*BRIEF*. Your answer should be only a number: how many lines include the word "Goals".

Figure record listings
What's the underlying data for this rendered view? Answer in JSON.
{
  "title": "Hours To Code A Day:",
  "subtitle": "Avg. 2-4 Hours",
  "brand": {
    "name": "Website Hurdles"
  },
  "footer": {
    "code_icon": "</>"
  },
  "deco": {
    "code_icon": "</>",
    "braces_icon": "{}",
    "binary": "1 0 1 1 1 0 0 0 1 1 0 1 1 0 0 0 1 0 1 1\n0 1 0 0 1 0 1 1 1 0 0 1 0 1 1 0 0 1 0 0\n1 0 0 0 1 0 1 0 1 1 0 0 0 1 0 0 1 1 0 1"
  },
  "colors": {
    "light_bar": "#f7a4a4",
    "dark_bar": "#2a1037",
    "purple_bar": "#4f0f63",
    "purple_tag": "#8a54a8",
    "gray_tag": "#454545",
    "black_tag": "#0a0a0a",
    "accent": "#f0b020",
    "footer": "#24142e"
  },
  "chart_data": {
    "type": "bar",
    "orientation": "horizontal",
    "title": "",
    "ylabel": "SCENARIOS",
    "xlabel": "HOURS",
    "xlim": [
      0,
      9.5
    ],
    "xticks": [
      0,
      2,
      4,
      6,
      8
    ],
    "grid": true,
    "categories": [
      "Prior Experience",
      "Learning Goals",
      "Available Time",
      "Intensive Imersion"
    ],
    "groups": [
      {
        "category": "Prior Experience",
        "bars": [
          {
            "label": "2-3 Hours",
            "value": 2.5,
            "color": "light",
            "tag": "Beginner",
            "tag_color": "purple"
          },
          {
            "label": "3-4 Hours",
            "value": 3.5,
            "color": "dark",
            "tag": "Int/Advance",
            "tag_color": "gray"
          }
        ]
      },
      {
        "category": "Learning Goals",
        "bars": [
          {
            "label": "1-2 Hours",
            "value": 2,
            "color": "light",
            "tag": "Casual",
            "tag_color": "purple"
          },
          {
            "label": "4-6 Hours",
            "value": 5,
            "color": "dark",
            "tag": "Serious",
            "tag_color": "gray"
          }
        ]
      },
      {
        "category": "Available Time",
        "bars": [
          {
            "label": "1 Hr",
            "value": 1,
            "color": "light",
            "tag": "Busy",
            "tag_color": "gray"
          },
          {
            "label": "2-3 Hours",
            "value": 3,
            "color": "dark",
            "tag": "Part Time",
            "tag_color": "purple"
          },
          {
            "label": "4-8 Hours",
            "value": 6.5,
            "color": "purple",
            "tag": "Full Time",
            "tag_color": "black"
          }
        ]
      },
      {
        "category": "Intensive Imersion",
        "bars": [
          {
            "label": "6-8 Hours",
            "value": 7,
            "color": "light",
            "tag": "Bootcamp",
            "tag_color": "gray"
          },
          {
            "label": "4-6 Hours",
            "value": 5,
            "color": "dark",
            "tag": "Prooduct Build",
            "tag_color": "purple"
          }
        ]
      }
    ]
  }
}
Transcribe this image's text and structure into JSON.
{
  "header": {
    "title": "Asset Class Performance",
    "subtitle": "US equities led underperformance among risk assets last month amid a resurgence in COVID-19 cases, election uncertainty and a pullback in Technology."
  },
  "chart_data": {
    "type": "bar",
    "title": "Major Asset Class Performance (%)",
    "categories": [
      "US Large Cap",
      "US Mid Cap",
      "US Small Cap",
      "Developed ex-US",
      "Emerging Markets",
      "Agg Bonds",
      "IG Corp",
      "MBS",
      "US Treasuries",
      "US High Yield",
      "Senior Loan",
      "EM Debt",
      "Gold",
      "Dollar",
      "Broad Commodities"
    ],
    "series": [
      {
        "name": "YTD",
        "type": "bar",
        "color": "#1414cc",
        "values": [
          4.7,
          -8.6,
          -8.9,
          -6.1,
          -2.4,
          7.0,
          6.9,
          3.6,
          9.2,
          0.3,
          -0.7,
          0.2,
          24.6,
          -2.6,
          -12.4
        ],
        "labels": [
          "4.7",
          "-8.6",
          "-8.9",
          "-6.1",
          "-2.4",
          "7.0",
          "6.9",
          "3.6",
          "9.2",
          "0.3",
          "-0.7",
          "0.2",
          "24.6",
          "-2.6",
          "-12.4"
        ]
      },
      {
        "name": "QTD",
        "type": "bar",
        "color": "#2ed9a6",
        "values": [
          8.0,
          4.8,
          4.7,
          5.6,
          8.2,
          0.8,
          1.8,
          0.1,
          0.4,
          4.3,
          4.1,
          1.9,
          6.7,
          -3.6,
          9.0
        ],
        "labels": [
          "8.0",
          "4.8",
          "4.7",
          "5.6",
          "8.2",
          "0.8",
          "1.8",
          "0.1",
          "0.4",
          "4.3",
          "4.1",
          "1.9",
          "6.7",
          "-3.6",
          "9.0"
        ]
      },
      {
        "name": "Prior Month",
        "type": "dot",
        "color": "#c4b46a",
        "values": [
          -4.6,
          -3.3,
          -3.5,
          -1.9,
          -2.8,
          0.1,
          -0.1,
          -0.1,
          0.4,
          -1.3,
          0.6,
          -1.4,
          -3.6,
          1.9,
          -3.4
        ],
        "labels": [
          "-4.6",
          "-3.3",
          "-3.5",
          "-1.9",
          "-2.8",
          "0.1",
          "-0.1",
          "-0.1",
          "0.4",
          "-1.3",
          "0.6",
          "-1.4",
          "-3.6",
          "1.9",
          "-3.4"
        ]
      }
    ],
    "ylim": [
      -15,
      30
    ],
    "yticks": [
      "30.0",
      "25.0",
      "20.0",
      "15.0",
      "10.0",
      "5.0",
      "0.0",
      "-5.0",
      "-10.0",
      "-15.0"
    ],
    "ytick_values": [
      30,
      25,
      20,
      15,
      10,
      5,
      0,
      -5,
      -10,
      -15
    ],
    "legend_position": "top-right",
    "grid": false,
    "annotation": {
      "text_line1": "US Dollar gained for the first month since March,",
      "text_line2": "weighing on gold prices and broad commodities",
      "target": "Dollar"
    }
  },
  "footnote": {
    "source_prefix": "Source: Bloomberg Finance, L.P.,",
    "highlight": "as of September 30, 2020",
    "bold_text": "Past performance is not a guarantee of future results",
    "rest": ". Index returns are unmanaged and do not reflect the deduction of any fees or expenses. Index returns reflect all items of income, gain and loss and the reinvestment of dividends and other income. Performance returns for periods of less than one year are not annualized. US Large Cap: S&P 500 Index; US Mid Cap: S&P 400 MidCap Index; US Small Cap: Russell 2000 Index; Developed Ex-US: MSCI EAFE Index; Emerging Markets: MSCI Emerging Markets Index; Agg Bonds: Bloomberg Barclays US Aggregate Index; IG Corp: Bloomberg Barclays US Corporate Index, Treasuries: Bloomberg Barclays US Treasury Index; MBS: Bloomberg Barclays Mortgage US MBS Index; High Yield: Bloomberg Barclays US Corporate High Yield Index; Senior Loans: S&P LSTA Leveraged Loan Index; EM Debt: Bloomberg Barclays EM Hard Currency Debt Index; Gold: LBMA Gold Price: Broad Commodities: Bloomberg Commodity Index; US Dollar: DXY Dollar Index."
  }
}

*WRITTEN SOLUTION*. 2